(Data records)

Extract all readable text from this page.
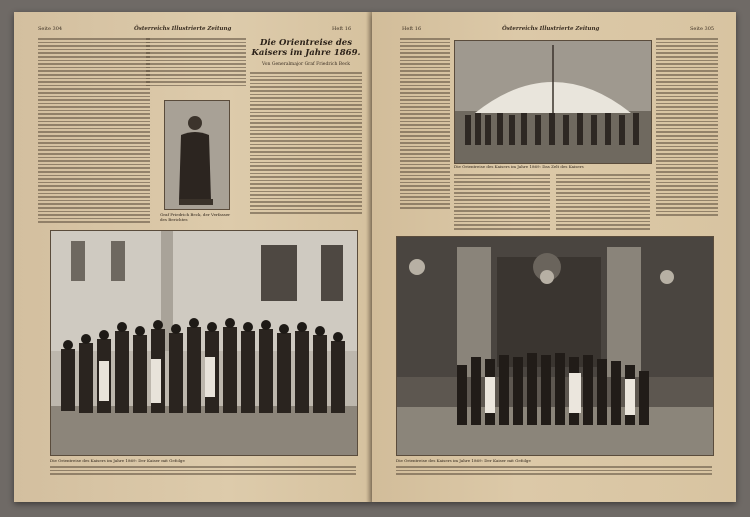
Seite 304	Österreichs Illustrierte Zeitung	Heft 16
Graf Friedrich Beck, der Verfasser des Berichtes
Die Orientreise des Kaisers im Jahre 1869.
Von Generalmajor Graf Friedrich Beck
Die Orientreise des Kaisers im Jahre 1869: Der Kaiser mit Gefolge
Heft 16	Österreichs Illustrierte Zeitung	Seite 305
Die Orientreise des Kaisers im Jahre 1869: Das Zelt des Kaisers
Die Orientreise des Kaisers im Jahre 1869: Der Kaiser mit Gefolge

* **STATED TASK**
Lines containing the word "Heft" are to be tallied; report only the total.

* **COMPLETE ANSWER**
2